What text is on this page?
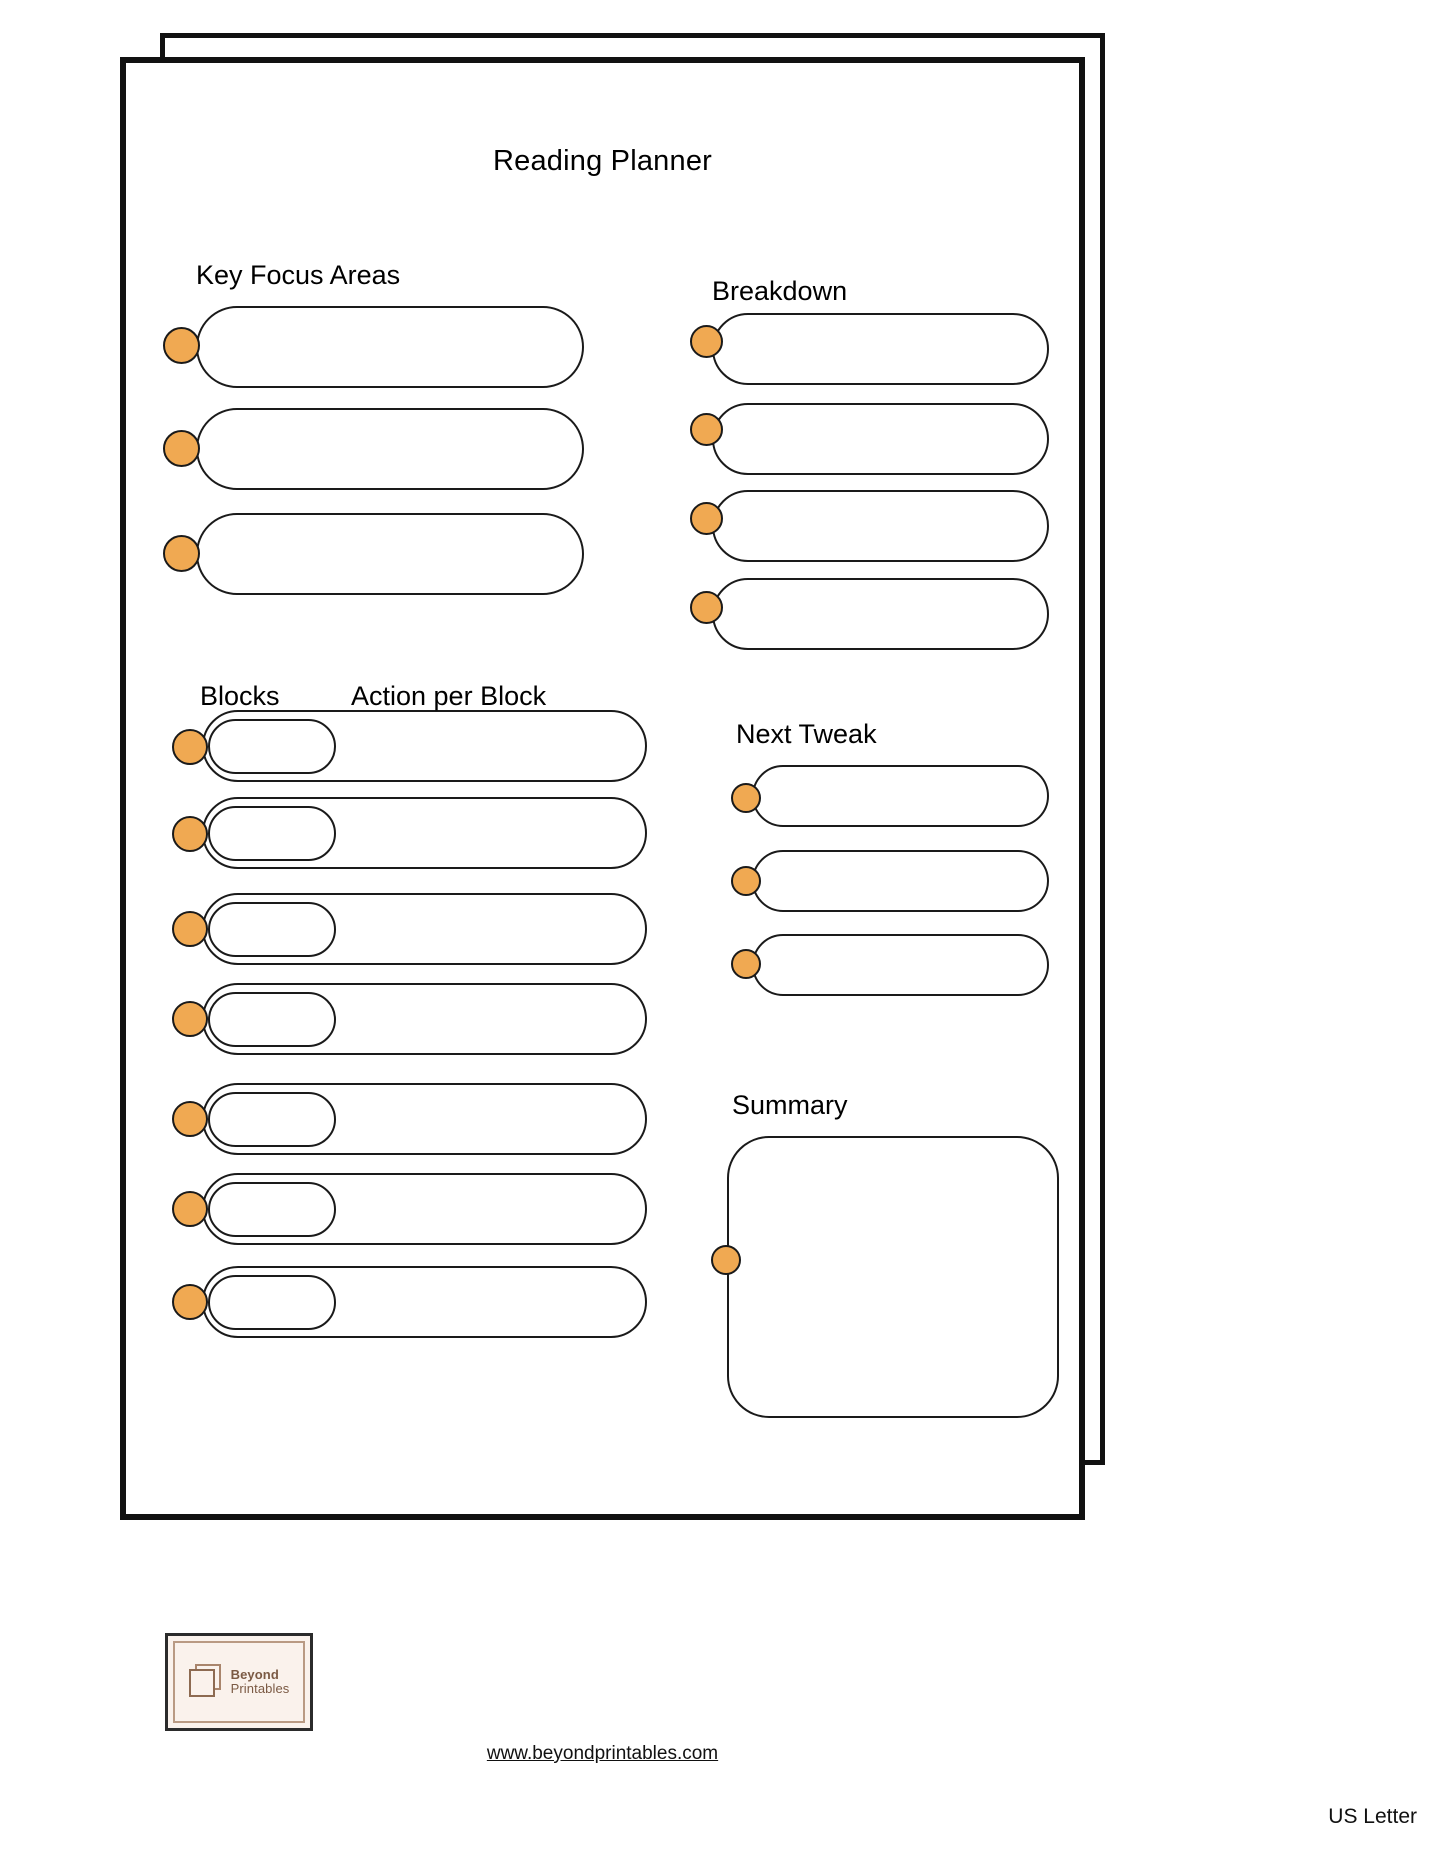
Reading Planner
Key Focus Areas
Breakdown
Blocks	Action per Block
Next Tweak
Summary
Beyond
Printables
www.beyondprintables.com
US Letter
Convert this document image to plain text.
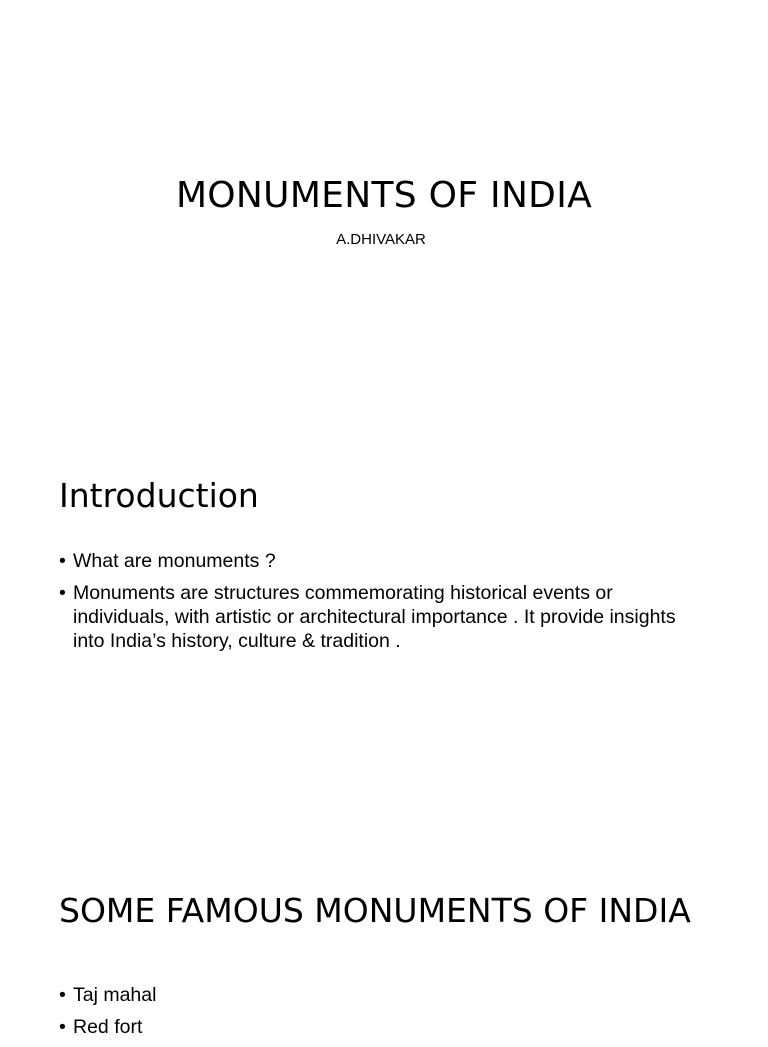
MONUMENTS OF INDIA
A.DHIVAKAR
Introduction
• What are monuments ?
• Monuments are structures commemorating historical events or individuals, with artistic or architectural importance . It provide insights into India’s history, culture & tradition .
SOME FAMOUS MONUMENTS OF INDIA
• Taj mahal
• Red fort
————
__Exercise__:
Retype all the records shown above, character for character. Omit every picture.

__Answer to the exercise__:
What text is on this page?
Reading Planner
Key Focus Areas
Breakdown
Blocks	Action per Block
Next Tweak
Summary
Beyond
Printables
www.beyondprintables.com
US Letter
Convert this document image to plain text.
MONUMENTS OF INDIA
A.DHIVAKAR
Introduction
• What are monuments ?
• Monuments are structures commemorating historical events or individuals, with artistic or architectural importance . It provide insights into India’s history, culture & tradition .
SOME FAMOUS MONUMENTS OF INDIA
• Taj mahal
• Red fort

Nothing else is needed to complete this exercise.